TO BE DONE: Lay out the material as a numbered list, starting with its first line and going on through the line with "legend-dot-marker: [1052, 911, 1076, 935]". Leave out any blank lines.

INPUT DATA:
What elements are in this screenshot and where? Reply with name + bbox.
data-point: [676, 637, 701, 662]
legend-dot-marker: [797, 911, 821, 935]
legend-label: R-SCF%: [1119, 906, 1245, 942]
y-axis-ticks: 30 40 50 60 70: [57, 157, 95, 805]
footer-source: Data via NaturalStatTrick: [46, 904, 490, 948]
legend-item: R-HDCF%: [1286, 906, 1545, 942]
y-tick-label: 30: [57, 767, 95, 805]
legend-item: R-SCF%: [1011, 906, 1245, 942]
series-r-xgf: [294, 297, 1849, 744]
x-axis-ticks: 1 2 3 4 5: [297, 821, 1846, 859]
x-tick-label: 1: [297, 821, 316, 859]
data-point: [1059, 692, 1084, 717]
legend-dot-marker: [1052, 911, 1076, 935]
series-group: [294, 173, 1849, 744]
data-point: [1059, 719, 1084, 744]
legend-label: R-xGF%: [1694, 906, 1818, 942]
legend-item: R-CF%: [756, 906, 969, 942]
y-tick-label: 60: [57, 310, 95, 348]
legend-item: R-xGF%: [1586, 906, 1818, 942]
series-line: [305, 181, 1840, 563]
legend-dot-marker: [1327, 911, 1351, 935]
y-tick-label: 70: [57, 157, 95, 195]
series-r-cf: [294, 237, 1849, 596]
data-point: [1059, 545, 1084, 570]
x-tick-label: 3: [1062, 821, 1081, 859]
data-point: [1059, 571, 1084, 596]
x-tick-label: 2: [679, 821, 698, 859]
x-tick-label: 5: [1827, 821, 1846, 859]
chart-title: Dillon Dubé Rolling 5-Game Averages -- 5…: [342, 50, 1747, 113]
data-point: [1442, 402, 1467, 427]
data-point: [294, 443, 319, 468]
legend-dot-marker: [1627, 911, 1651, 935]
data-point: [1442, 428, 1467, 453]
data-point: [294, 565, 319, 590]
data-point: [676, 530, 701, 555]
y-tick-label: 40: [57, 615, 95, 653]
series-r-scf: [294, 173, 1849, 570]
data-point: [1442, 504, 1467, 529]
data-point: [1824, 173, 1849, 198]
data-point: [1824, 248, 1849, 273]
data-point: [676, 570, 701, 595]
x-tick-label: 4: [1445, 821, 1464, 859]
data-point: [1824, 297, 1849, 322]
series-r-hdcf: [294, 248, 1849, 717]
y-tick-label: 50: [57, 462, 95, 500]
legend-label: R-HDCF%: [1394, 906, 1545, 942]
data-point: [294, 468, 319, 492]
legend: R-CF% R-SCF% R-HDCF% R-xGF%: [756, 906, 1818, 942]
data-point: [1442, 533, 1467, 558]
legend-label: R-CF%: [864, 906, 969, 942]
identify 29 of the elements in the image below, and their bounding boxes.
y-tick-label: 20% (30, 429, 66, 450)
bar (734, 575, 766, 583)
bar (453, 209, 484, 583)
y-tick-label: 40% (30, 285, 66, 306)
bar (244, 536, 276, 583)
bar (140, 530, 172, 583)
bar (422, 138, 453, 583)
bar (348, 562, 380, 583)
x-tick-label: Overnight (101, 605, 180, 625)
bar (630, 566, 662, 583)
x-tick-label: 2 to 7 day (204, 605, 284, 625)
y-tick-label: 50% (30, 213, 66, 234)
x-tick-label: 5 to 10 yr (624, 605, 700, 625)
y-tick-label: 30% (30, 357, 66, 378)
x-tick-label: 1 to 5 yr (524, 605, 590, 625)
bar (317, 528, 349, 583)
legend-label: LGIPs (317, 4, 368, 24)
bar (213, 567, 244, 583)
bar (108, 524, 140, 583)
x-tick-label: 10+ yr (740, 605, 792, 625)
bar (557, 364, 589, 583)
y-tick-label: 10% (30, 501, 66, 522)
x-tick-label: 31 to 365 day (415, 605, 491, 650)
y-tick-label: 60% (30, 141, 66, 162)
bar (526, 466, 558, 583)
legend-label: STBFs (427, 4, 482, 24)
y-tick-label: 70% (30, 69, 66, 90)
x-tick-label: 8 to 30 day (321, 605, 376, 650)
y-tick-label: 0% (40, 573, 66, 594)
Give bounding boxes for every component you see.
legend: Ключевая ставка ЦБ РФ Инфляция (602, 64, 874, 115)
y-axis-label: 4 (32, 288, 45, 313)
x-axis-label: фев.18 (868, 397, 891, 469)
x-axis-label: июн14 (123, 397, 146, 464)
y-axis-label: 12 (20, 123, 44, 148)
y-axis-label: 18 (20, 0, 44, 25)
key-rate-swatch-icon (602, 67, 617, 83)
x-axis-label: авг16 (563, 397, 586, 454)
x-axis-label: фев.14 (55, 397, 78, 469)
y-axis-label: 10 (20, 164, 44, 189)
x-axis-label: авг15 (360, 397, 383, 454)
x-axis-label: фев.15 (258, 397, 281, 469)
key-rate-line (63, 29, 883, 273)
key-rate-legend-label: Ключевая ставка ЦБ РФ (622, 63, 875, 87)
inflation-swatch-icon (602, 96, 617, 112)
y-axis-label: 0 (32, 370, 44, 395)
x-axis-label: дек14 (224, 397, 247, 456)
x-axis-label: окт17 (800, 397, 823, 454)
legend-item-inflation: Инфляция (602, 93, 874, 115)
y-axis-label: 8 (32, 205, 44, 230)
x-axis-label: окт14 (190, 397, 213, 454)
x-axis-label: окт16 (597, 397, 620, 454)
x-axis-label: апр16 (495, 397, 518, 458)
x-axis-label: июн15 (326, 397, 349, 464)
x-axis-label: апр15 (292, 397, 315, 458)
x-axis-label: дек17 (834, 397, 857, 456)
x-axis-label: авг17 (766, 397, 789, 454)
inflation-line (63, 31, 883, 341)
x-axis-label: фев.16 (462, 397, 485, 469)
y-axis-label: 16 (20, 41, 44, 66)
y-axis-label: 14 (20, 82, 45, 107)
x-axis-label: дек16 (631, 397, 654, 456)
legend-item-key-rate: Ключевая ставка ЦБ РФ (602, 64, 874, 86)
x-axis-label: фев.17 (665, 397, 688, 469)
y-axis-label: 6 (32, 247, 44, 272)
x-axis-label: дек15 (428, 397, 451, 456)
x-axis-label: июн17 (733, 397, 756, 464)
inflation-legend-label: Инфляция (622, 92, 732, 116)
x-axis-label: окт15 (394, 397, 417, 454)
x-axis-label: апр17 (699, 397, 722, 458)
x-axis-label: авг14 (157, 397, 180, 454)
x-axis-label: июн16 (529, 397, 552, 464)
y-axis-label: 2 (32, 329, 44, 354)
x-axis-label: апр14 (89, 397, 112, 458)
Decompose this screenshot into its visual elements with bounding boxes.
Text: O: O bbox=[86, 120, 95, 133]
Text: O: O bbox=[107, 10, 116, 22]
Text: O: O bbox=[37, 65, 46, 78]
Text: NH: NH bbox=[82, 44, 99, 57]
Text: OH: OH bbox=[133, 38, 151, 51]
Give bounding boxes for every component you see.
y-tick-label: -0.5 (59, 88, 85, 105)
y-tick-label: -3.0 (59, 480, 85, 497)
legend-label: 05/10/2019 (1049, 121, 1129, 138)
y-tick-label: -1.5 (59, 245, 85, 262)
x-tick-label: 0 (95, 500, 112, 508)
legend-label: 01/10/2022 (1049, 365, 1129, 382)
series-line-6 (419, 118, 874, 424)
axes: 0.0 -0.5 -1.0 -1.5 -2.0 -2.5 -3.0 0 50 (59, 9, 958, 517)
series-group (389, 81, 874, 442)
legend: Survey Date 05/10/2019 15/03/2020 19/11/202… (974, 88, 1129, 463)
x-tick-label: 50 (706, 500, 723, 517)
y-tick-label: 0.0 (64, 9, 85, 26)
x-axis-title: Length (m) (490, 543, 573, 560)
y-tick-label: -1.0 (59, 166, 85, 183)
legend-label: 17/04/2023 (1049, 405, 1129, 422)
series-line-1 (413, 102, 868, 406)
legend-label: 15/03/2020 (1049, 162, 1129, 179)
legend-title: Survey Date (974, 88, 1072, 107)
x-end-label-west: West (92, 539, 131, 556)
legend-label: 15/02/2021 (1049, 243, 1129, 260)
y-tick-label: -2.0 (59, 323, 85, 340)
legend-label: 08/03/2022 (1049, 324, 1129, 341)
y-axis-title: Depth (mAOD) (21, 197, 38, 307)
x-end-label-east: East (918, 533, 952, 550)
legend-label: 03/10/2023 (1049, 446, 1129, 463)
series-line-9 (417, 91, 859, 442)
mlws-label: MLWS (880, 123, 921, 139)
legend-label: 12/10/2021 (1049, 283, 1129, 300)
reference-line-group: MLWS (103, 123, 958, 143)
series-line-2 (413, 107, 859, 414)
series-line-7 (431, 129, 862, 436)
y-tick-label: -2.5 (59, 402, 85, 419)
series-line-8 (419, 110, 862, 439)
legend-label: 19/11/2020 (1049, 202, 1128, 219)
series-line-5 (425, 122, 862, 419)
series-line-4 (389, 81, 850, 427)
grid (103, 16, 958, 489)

OUTPUT:
1. What elements are in this screenshot and where? Reply with name + bbox.
2. data-point: [676, 637, 701, 662]
3. legend-dot-marker: [797, 911, 821, 935]
4. legend-label: R-SCF%: [1119, 906, 1245, 942]
5. y-axis-ticks: 30 40 50 60 70: [57, 157, 95, 805]
6. footer-source: Data via NaturalStatTrick: [46, 904, 490, 948]
7. legend-item: R-HDCF%: [1286, 906, 1545, 942]
8. y-tick-label: 30: [57, 767, 95, 805]
9. legend-item: R-SCF%: [1011, 906, 1245, 942]
10. series-r-xgf: [294, 297, 1849, 744]
11. x-axis-ticks: 1 2 3 4 5: [297, 821, 1846, 859]
12. x-tick-label: 1: [297, 821, 316, 859]
13. data-point: [1059, 692, 1084, 717]
14. legend-dot-marker: [1052, 911, 1076, 935]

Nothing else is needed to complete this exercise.